--- Begin Source records ---

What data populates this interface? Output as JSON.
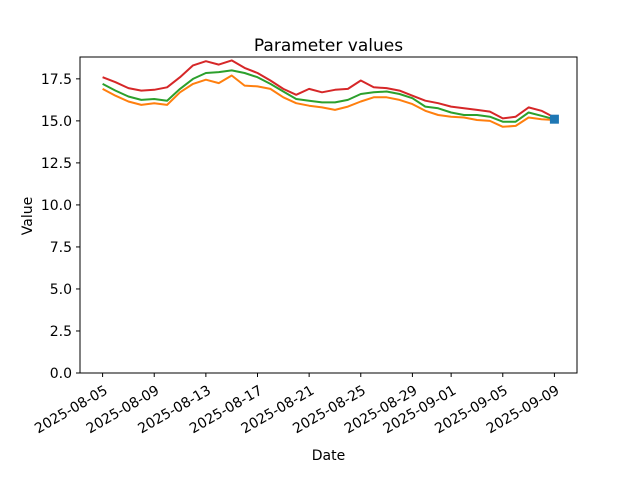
{
  "figure": {
    "background": "#ffffff"
  },
  "chart_data": {
    "type": "line",
    "title": "Parameter values",
    "xlabel": "Date",
    "ylabel": "Value",
    "grid": false,
    "legend": null,
    "x_tick_rotation": 30,
    "ylim": [
      0,
      18.8
    ],
    "yticks": [
      0.0,
      2.5,
      5.0,
      7.5,
      10.0,
      12.5,
      15.0,
      17.5
    ],
    "x": [
      "2025-08-05",
      "2025-08-06",
      "2025-08-07",
      "2025-08-08",
      "2025-08-09",
      "2025-08-10",
      "2025-08-11",
      "2025-08-12",
      "2025-08-13",
      "2025-08-14",
      "2025-08-15",
      "2025-08-16",
      "2025-08-17",
      "2025-08-18",
      "2025-08-19",
      "2025-08-20",
      "2025-08-21",
      "2025-08-22",
      "2025-08-23",
      "2025-08-24",
      "2025-08-25",
      "2025-08-26",
      "2025-08-27",
      "2025-08-28",
      "2025-08-29",
      "2025-08-30",
      "2025-08-31",
      "2025-09-01",
      "2025-09-02",
      "2025-09-03",
      "2025-09-04",
      "2025-09-05",
      "2025-09-06",
      "2025-09-07",
      "2025-09-08",
      "2025-09-09"
    ],
    "xtick_indices": [
      0,
      4,
      8,
      12,
      16,
      20,
      24,
      27,
      31,
      35
    ],
    "xtick_labels": [
      "2025-08-05",
      "2025-08-09",
      "2025-08-13",
      "2025-08-17",
      "2025-08-21",
      "2025-08-25",
      "2025-08-29",
      "2025-09-01",
      "2025-09-05",
      "2025-09-09"
    ],
    "series": [
      {
        "name": "parameter-orange",
        "color": "#ff7f0e",
        "marker": null,
        "values": [
          16.9,
          16.5,
          16.15,
          15.95,
          16.05,
          15.95,
          16.7,
          17.2,
          17.45,
          17.25,
          17.7,
          17.1,
          17.05,
          16.9,
          16.4,
          16.05,
          15.9,
          15.8,
          15.65,
          15.85,
          16.15,
          16.4,
          16.4,
          16.25,
          16.0,
          15.6,
          15.35,
          15.25,
          15.2,
          15.05,
          15.0,
          14.65,
          14.7,
          15.2,
          15.1,
          15.05
        ]
      },
      {
        "name": "parameter-green",
        "color": "#2ca02c",
        "marker": null,
        "values": [
          17.2,
          16.8,
          16.45,
          16.25,
          16.3,
          16.2,
          16.9,
          17.5,
          17.85,
          17.9,
          18.0,
          17.85,
          17.6,
          17.2,
          16.75,
          16.3,
          16.2,
          16.1,
          16.1,
          16.25,
          16.6,
          16.7,
          16.75,
          16.6,
          16.35,
          15.85,
          15.75,
          15.5,
          15.35,
          15.35,
          15.25,
          14.95,
          14.95,
          15.5,
          15.3,
          15.1
        ]
      },
      {
        "name": "parameter-red",
        "color": "#d62728",
        "marker": null,
        "values": [
          17.6,
          17.3,
          16.95,
          16.8,
          16.85,
          17.0,
          17.6,
          18.3,
          18.55,
          18.35,
          18.6,
          18.15,
          17.85,
          17.4,
          16.9,
          16.55,
          16.9,
          16.7,
          16.85,
          16.9,
          17.4,
          17.0,
          16.95,
          16.8,
          16.5,
          16.2,
          16.05,
          15.85,
          15.75,
          15.65,
          15.55,
          15.15,
          15.25,
          15.8,
          15.6,
          15.2
        ]
      },
      {
        "name": "parameter-blue",
        "color": "#1f77b4",
        "marker": "square",
        "values": [
          null,
          null,
          null,
          null,
          null,
          null,
          null,
          null,
          null,
          null,
          null,
          null,
          null,
          null,
          null,
          null,
          null,
          null,
          null,
          null,
          null,
          null,
          null,
          null,
          null,
          null,
          null,
          null,
          null,
          null,
          null,
          null,
          null,
          null,
          null,
          15.1
        ]
      }
    ]
  }
}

--- End Source records ---

→ Problem details: The data above needs to be retyped exactly, with the images left out.

→ Response for this exercise:
What data populates this interface? Output as JSON.
{
  "figure": {
    "background": "#ffffff"
  },
  "chart_data": {
    "type": "line",
    "title": "Parameter values",
    "xlabel": "Date",
    "ylabel": "Value",
    "grid": false,
    "legend": null,
    "x_tick_rotation": 30,
    "ylim": [
      0,
      18.8
    ],
    "yticks": [
      0.0,
      2.5,
      5.0,
      7.5,
      10.0,
      12.5,
      15.0,
      17.5
    ],
    "x": [
      "2025-08-05",
      "2025-08-06",
      "2025-08-07",
      "2025-08-08",
      "2025-08-09",
      "2025-08-10",
      "2025-08-11",
      "2025-08-12",
      "2025-08-13",
      "2025-08-14",
      "2025-08-15",
      "2025-08-16",
      "2025-08-17",
      "2025-08-18",
      "2025-08-19",
      "2025-08-20",
      "2025-08-21",
      "2025-08-22",
      "2025-08-23",
      "2025-08-24",
      "2025-08-25",
      "2025-08-26",
      "2025-08-27",
      "2025-08-28",
      "2025-08-29",
      "2025-08-30",
      "2025-08-31",
      "2025-09-01",
      "2025-09-02",
      "2025-09-03",
      "2025-09-04",
      "2025-09-05",
      "2025-09-06",
      "2025-09-07",
      "2025-09-08",
      "2025-09-09"
    ],
    "xtick_indices": [
      0,
      4,
      8,
      12,
      16,
      20,
      24,
      27,
      31,
      35
    ],
    "xtick_labels": [
      "2025-08-05",
      "2025-08-09",
      "2025-08-13",
      "2025-08-17",
      "2025-08-21",
      "2025-08-25",
      "2025-08-29",
      "2025-09-01",
      "2025-09-05",
      "2025-09-09"
    ],
    "series": [
      {
        "name": "parameter-orange",
        "color": "#ff7f0e",
        "marker": null,
        "values": [
          16.9,
          16.5,
          16.15,
          15.95,
          16.05,
          15.95,
          16.7,
          17.2,
          17.45,
          17.25,
          17.7,
          17.1,
          17.05,
          16.9,
          16.4,
          16.05,
          15.9,
          15.8,
          15.65,
          15.85,
          16.15,
          16.4,
          16.4,
          16.25,
          16.0,
          15.6,
          15.35,
          15.25,
          15.2,
          15.05,
          15.0,
          14.65,
          14.7,
          15.2,
          15.1,
          15.05
        ]
      },
      {
        "name": "parameter-green",
        "color": "#2ca02c",
        "marker": null,
        "values": [
          17.2,
          16.8,
          16.45,
          16.25,
          16.3,
          16.2,
          16.9,
          17.5,
          17.85,
          17.9,
          18.0,
          17.85,
          17.6,
          17.2,
          16.75,
          16.3,
          16.2,
          16.1,
          16.1,
          16.25,
          16.6,
          16.7,
          16.75,
          16.6,
          16.35,
          15.85,
          15.75,
          15.5,
          15.35,
          15.35,
          15.25,
          14.95,
          14.95,
          15.5,
          15.3,
          15.1
        ]
      },
      {
        "name": "parameter-red",
        "color": "#d62728",
        "marker": null,
        "values": [
          17.6,
          17.3,
          16.95,
          16.8,
          16.85,
          17.0,
          17.6,
          18.3,
          18.55,
          18.35,
          18.6,
          18.15,
          17.85,
          17.4,
          16.9,
          16.55,
          16.9,
          16.7,
          16.85,
          16.9,
          17.4,
          17.0,
          16.95,
          16.8,
          16.5,
          16.2,
          16.05,
          15.85,
          15.75,
          15.65,
          15.55,
          15.15,
          15.25,
          15.8,
          15.6,
          15.2
        ]
      },
      {
        "name": "parameter-blue",
        "color": "#1f77b4",
        "marker": "square",
        "values": [
          null,
          null,
          null,
          null,
          null,
          null,
          null,
          null,
          null,
          null,
          null,
          null,
          null,
          null,
          null,
          null,
          null,
          null,
          null,
          null,
          null,
          null,
          null,
          null,
          null,
          null,
          null,
          null,
          null,
          null,
          null,
          null,
          null,
          null,
          null,
          15.1
        ]
      }
    ]
  }
}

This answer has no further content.